**Aim of the task**. Transcribe the listing verbatim. Do not carry over any pictures.

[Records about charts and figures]
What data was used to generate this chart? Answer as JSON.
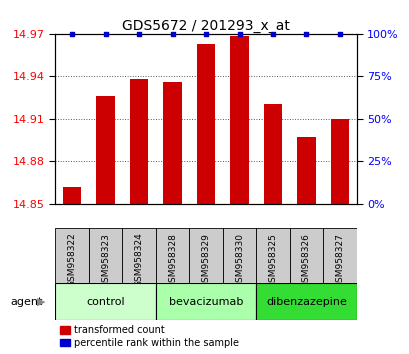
{
  "title": "GDS5672 / 201293_x_at",
  "samples": [
    "GSM958322",
    "GSM958323",
    "GSM958324",
    "GSM958328",
    "GSM958329",
    "GSM958330",
    "GSM958325",
    "GSM958326",
    "GSM958327"
  ],
  "values": [
    14.862,
    14.926,
    14.938,
    14.936,
    14.963,
    14.968,
    14.92,
    14.897,
    14.91
  ],
  "percentiles": [
    100,
    100,
    100,
    100,
    100,
    100,
    100,
    100,
    100
  ],
  "ymin": 14.85,
  "ymax": 14.97,
  "yticks": [
    14.85,
    14.88,
    14.91,
    14.94,
    14.97
  ],
  "right_yticks": [
    0,
    25,
    50,
    75,
    100
  ],
  "bar_color": "#cc0000",
  "dot_color": "#0000cc",
  "groups": [
    {
      "label": "control",
      "start": 0,
      "end": 3,
      "color": "#ccffcc"
    },
    {
      "label": "bevacizumab",
      "start": 3,
      "end": 6,
      "color": "#aaffaa"
    },
    {
      "label": "dibenzazepine",
      "start": 6,
      "end": 9,
      "color": "#33dd33"
    }
  ],
  "background_color": "#ffffff",
  "sample_bg": "#cccccc",
  "legend_red_label": "transformed count",
  "legend_blue_label": "percentile rank within the sample"
}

**Output for this task**.
What data was used to generate this chart? Answer as JSON.
{
  "title": "GDS5672 / 201293_x_at",
  "samples": [
    "GSM958322",
    "GSM958323",
    "GSM958324",
    "GSM958328",
    "GSM958329",
    "GSM958330",
    "GSM958325",
    "GSM958326",
    "GSM958327"
  ],
  "values": [
    14.862,
    14.926,
    14.938,
    14.936,
    14.963,
    14.968,
    14.92,
    14.897,
    14.91
  ],
  "percentiles": [
    100,
    100,
    100,
    100,
    100,
    100,
    100,
    100,
    100
  ],
  "ymin": 14.85,
  "ymax": 14.97,
  "yticks": [
    14.85,
    14.88,
    14.91,
    14.94,
    14.97
  ],
  "right_yticks": [
    0,
    25,
    50,
    75,
    100
  ],
  "bar_color": "#cc0000",
  "dot_color": "#0000cc",
  "groups": [
    {
      "label": "control",
      "start": 0,
      "end": 3,
      "color": "#ccffcc"
    },
    {
      "label": "bevacizumab",
      "start": 3,
      "end": 6,
      "color": "#aaffaa"
    },
    {
      "label": "dibenzazepine",
      "start": 6,
      "end": 9,
      "color": "#33dd33"
    }
  ],
  "background_color": "#ffffff",
  "sample_bg": "#cccccc",
  "legend_red_label": "transformed count",
  "legend_blue_label": "percentile rank within the sample"
}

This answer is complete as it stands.